Задачи и задания =>
1. Объясните по тексту о трио си мажор, почему последующей разработке не хватает мелодического материала.
2. Подхватите текст о трио си мажор и продолжите его сразу после последнего предложения.

В своих ранних сонатах, предшествующих трио си мажор, молодой композитор на удивление близко подошел к созданию подобной формы. То, что в трио наблюдается некоторый отход от завоеванных позиций, объясняется разрастанием его размеров, которому еще не противостоит достаточно уверенное чувство формы и которое идет вразрез с названными принципами. В первой части после начальной темы с ее широкой, певучей, победно звучащей концовкой (этот раздел Брамс в новой редакции оставил, в сущности, без изменений) мы натыкаемся на какие-то запинающиеся ритмы, назначение которых – точно следовать мелодии, но которые тем не менее не справляются со своей задачей ввиду той обстоятельности, с какой она решается. И при этом, вместо того чтобы обратиться к новой мысли, ввести в сочинение новую контрастную тему, молодой композитор по-прежнему держится за начальный мотив первой темы – прием, нередкий у Гайдна, но используемый лишь при обращении к предельно сжатой форме. Попытка добиться тематического единства в данном случае кончается ничем или, что то же, оборачивается импровизацией, все время как бы начинающейся заново и превращающейся – в силу рыхлости тематического материала – в своего рода конгломерат, состоящий из отдельных, небольших по объему тактовых групп. Но дело не только в том, что тем самым ликвидируется противоречивое единство тематического развития, а еще и в том, что последующей разработке просто не хватает мелодического материала, поскольку возможности начального мотива уже исчерпаны. В результате же и разработка распадается на ряд недостаточно взаимосвязанных между собою небольших эпизодов.

Данные =>

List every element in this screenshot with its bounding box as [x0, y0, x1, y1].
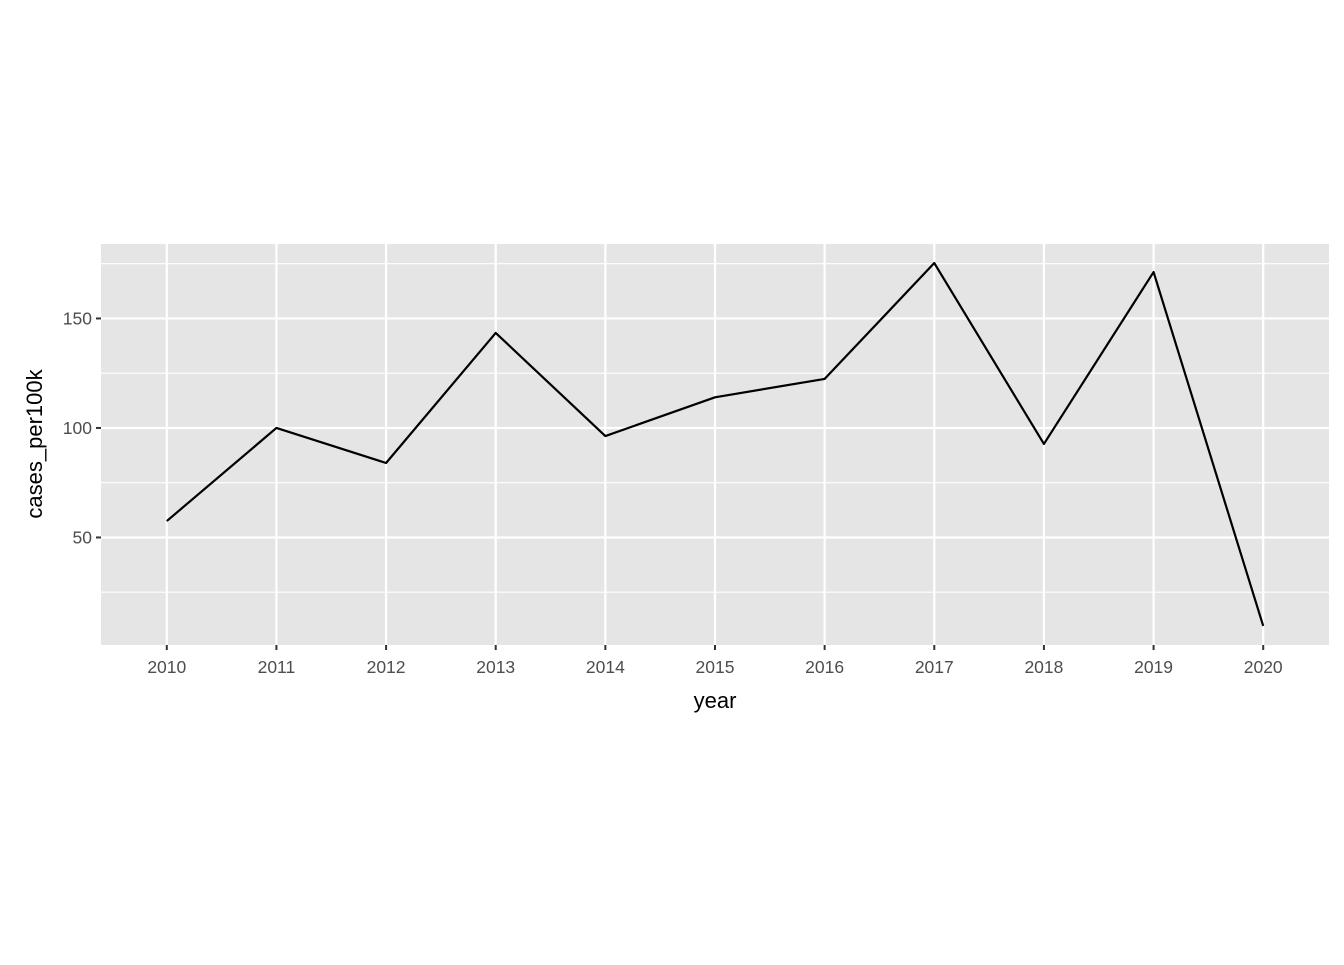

Ответы к упражнению =>
1. Возможности начального мотива первой темы уже исчерпаны. Молодой композитор не вводит новую контрастную тему и по-прежнему держится за этот мотив.

2.
Учитывая все это, Брамс в новой редакции оставляет в первой части лишь начальную тему, возвращающуюся затем в репризе. После изложения этой темы вводится новая, побочная (в соль-диез миноре), которая естественно и непринужденно вырастает из короткой связующей партии и из которой позже возникает заключительная партия, отличающаяся особым мелодическим богатством. Создающаяся таким образом экспозиция – насыщенная контрастами и при всей ее пространности точно выверенная в структурном плане – идеально справляется со своей задачей: дать четкое изложение основного тематического материала. Соответствует теперь своей задаче и разработка, нацеленная на то, чтобы, развивая этот материал, подвести его к драматической кульминации и затем открыть дорогу к повторению главных тем в репризе, где они вновь являются в своем первоначальном (исключая лишь отдельные детали) облике. Вся эта часть в ее нынешнем виде – одна из вершин камерной музыки Брамса.
Если недостатком первой части было отсутствие достаточно значимой побочной темы, то в Adagio композитора не удовлетворяла фатальная монотонность звучания. При этом новая тема, возникающая в его средней части вслед за распевной, широкой мелодией первого раздела, как две капли воды похожа на одну из шубертовских мелодий (в песне «Сияло море перед нами»), и то обстоятельство, что это «даже ослу заметно», явно сердило Брамса.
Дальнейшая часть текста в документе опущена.